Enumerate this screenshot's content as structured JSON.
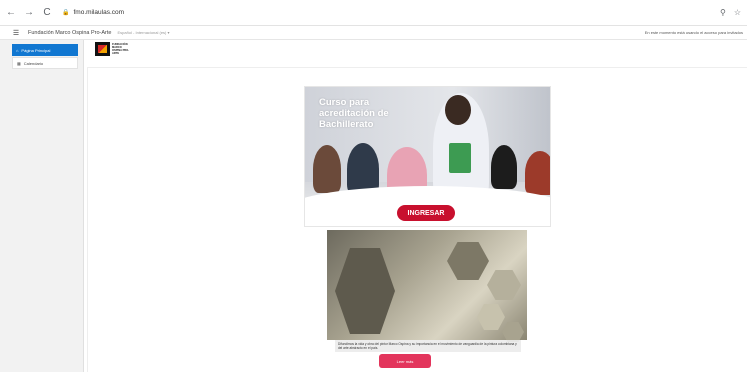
{
  "browser": {
    "back": "←",
    "forward": "→",
    "reload": "C",
    "url": "fmo.milaulas.com",
    "zoom_icon": "zoom-icon",
    "star_icon": "star-icon"
  },
  "topbar": {
    "site_name": "Fundación Marco Ospina Pro-Arte",
    "language": "Español - Internacional (es) ▾",
    "login_info": "En este momento está usando el acceso para invitados"
  },
  "sidebar": {
    "items": [
      {
        "label": "Página Principal",
        "icon": "home-icon",
        "active": true
      },
      {
        "label": "Calendario",
        "icon": "calendar-icon",
        "active": false
      }
    ]
  },
  "logo": {
    "text": "FUNDACIÓN MARCO OSPINA PRO-ARTE"
  },
  "banner1": {
    "title": "Curso para acreditación de Bachillerato",
    "button": "INGRESAR"
  },
  "banner2": {
    "description": "Difundimos la vida y obra del pintor Marco Ospina y su importancia en el movimiento de vanguardia de la pintura colombiana y del arte abstracto en el país.",
    "button": "Leer más"
  },
  "colors": {
    "primary_blue": "#1177d1",
    "ingresar_red": "#c8102e",
    "leer_pink": "#e3355c"
  }
}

* * * *

TASK DIRECTIONS —
Leave out the pictures and copy every record above exactly.

SOLUTION TO THIS EXERCISE —
Enumerate this screenshot's content as structured JSON.
{
  "browser": {
    "back": "←",
    "forward": "→",
    "reload": "C",
    "url": "fmo.milaulas.com",
    "zoom_icon": "zoom-icon",
    "star_icon": "star-icon"
  },
  "topbar": {
    "site_name": "Fundación Marco Ospina Pro-Arte",
    "language": "Español - Internacional (es) ▾",
    "login_info": "En este momento está usando el acceso para invitados"
  },
  "sidebar": {
    "items": [
      {
        "label": "Página Principal",
        "icon": "home-icon",
        "active": true
      },
      {
        "label": "Calendario",
        "icon": "calendar-icon",
        "active": false
      }
    ]
  },
  "logo": {
    "text": "FUNDACIÓN MARCO OSPINA PRO-ARTE"
  },
  "banner1": {
    "title": "Curso para acreditación de Bachillerato",
    "button": "INGRESAR"
  },
  "banner2": {
    "description": "Difundimos la vida y obra del pintor Marco Ospina y su importancia en el movimiento de vanguardia de la pintura colombiana y del arte abstracto en el país.",
    "button": "Leer más"
  },
  "colors": {
    "primary_blue": "#1177d1",
    "ingresar_red": "#c8102e",
    "leer_pink": "#e3355c"
  }
}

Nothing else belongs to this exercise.